Required task: Every record that follows should be printed verbatim.

[Rows from a dataset]
# # # # # # #

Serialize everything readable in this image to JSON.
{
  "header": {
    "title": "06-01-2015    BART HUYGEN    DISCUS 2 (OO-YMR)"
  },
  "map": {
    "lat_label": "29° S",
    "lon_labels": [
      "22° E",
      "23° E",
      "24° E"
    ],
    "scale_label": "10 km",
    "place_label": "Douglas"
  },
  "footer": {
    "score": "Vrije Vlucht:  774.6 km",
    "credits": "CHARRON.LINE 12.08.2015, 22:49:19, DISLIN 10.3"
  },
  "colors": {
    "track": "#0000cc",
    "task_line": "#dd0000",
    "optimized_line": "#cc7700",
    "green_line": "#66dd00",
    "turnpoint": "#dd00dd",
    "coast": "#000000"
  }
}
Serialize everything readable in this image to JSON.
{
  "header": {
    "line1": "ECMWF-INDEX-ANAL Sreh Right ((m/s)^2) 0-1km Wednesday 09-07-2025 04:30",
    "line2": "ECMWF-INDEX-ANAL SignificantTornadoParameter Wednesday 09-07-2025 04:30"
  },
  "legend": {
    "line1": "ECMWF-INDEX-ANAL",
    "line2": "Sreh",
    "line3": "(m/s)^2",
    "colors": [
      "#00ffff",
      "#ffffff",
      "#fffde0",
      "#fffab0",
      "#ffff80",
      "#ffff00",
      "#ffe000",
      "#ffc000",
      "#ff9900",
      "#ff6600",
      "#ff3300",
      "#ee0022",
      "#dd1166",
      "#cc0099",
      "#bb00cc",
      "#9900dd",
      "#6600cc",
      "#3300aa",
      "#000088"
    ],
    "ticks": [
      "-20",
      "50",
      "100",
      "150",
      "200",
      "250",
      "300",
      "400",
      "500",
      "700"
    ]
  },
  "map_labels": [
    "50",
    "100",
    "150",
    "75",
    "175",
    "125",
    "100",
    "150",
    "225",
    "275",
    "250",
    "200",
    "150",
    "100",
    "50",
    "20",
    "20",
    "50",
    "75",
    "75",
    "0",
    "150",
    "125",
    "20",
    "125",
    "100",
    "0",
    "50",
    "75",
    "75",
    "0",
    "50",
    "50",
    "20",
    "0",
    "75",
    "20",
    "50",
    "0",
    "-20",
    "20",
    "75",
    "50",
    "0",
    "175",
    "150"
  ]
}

# # # # # # #

Complete response:
Serialize everything readable in this image to JSON.
{
  "header": {
    "title": "06-01-2015    BART HUYGEN    DISCUS 2 (OO-YMR)"
  },
  "map": {
    "lat_label": "29° S",
    "lon_labels": [
      "22° E",
      "23° E",
      "24° E"
    ],
    "scale_label": "10 km",
    "place_label": "Douglas"
  },
  "footer": {
    "score": "Vrije Vlucht:  774.6 km",
    "credits": "CHARRON.LINE 12.08.2015, 22:49:19, DISLIN 10.3"
  },
  "colors": {
    "track": "#0000cc",
    "task_line": "#dd0000",
    "optimized_line": "#cc7700",
    "green_line": "#66dd00",
    "turnpoint": "#dd00dd",
    "coast": "#000000"
  }
}
Serialize everything readable in this image to JSON.
{
  "header": {
    "line1": "ECMWF-INDEX-ANAL Sreh Right ((m/s)^2) 0-1km Wednesday 09-07-2025 04:30",
    "line2": "ECMWF-INDEX-ANAL SignificantTornadoParameter Wednesday 09-07-2025 04:30"
  },
  "legend": {
    "line1": "ECMWF-INDEX-ANAL",
    "line2": "Sreh",
    "line3": "(m/s)^2",
    "colors": [
      "#00ffff",
      "#ffffff",
      "#fffde0",
      "#fffab0",
      "#ffff80",
      "#ffff00",
      "#ffe000",
      "#ffc000",
      "#ff9900",
      "#ff6600",
      "#ff3300",
      "#ee0022",
      "#dd1166",
      "#cc0099",
      "#bb00cc",
      "#9900dd",
      "#6600cc",
      "#3300aa",
      "#000088"
    ],
    "ticks": [
      "-20",
      "50",
      "100",
      "150",
      "200",
      "250",
      "300",
      "400",
      "500",
      "700"
    ]
  },
  "map_labels": [
    "50",
    "100",
    "150",
    "75",
    "175",
    "125",
    "100",
    "150",
    "225",
    "275",
    "250",
    "200",
    "150",
    "100",
    "50",
    "20",
    "20",
    "50",
    "75",
    "75",
    "0",
    "150",
    "125",
    "20",
    "125",
    "100",
    "0",
    "50",
    "75",
    "75",
    "0",
    "50",
    "50",
    "20",
    "0",
    "75",
    "20",
    "50",
    "0",
    "-20",
    "20",
    "75",
    "50",
    "0",
    "175",
    "150"
  ]
}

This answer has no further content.